All of lore.kernel.org
 help / color / mirror / Atom feed
From: "Theodore Ts'o" <tytso@mit.edu>
To: Takashi Sato <sho@bsd.tnes.nec.co.jp>
Cc: linux-kernel@vger.kernel.org, ext2-devel@lists.sourceforge.net
Subject: Re: [Ext2-devel] [PATCH 1/2] ext2/3: Support 2^32-1 blocks(Kernel)
Date: Sat, 25 Mar 2006 22:01:15 -0500	[thread overview]
Message-ID: <20060326030114.GA2241@thunk.org> (raw)
In-Reply-To: <06f301c64c06$b820f440$4168010a@bsd.tnes.nec.co.jp>

On Mon, Mar 20, 2006 at 07:11:51PM +0900, Takashi Sato wrote:
> >I've just checked my i386 assembly language reference, and I don't see
> >any indication that the btsl, btrl, and btl instructions don't work if
> >the high bit is set on the bit number.  Have you done tests showing
> >that these instructions do not work correctly for filesystem sizes >
> >2**31 blocks, 
> 
> Of course I did and confirmed to get the segmentation fault
> at those instructions.

**Material:**

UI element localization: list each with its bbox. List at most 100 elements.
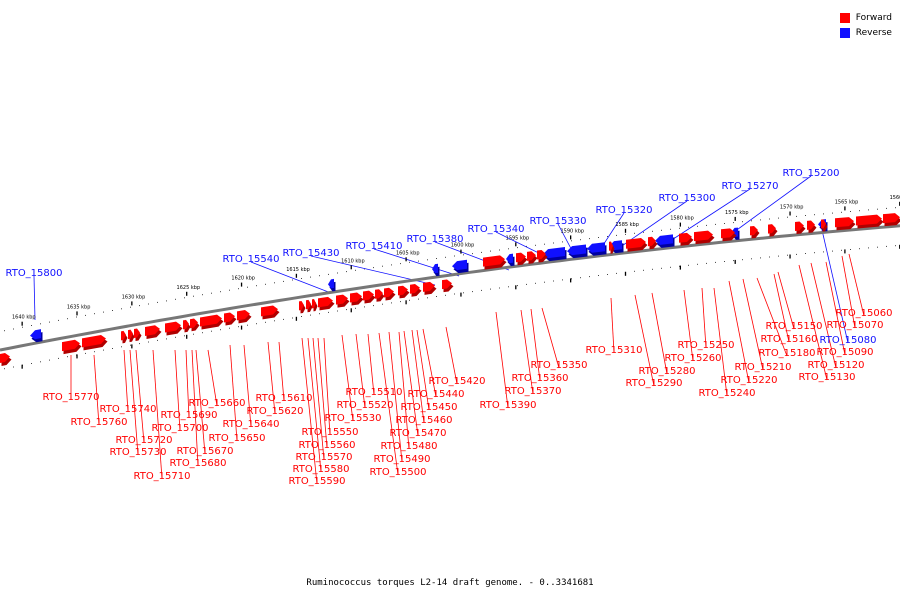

**Tasks to carry out:**
**1)** In the ext2/3 mailing-list message, which three instructions does the i386 assembly language reference question concern?
**2)** Reproduce the ext2/3 mailing-list message between "In-Reply-To: <06f301c64c06$b820f440$4168010a@bsd.tnes.nec.co.jp>" and "at those instructions.", inclusive.
**3)** Go on with the ext2/3 mailing-list message after its last line.
The listing above comes from a different source than the mailing-list message.

**Answer list:**
**1)** The btsl, btrl, and btl instructions.

**2)**
In-Reply-To: <06f301c64c06$b820f440$4168010a@bsd.tnes.nec.co.jp>

On Mon, Mar 20, 2006 at 07:11:51PM +0900, Takashi Sato wrote:
> >I've just checked my i386 assembly language reference, and I don't see
> >any indication that the btsl, btrl, and btl instructions don't work if
> >the high bit is set on the bit number.  Have you done tests showing
> >that these instructions do not work correctly for filesystem sizes >
> >2**31 blocks, 
> 
> Of course I did and confirmed to get the segmentation fault
> at those instructions.

**3)**
Thanks for the clarification.  FYI, this is what I checked into the
e2fsprogs mercurial repository.  Note the comments about potential
issues with using a filesystem just under 2**32 blocks on a 32-bit
system.  

						- Ted

# HG changeset patch
# User tytso@mit.edu
# Node ID de831ae49d51575d0f59f4ee2e198fa4d6a75c23
# Parent  dd0dd259cf22059412ae4e6f3e7a9e8756d02b1e
Fix the i386 bitmap operations so they are 32-bit clean

The x86 assembly instructures for bit test-and-set, test-and-clear,
etc., interpret the bit number as a 32-bit signed number, which is
problematic in order to support filesystems > 8TB.  

Added new inline functions (in C) to implement a
ext2fs_fast_set/clear_bit() that does not return the old value of the
bit, and use it for the fast block/bitmap functions.

Added a regression test suite to test the low-level bit operations
functions to make sure they work correctly.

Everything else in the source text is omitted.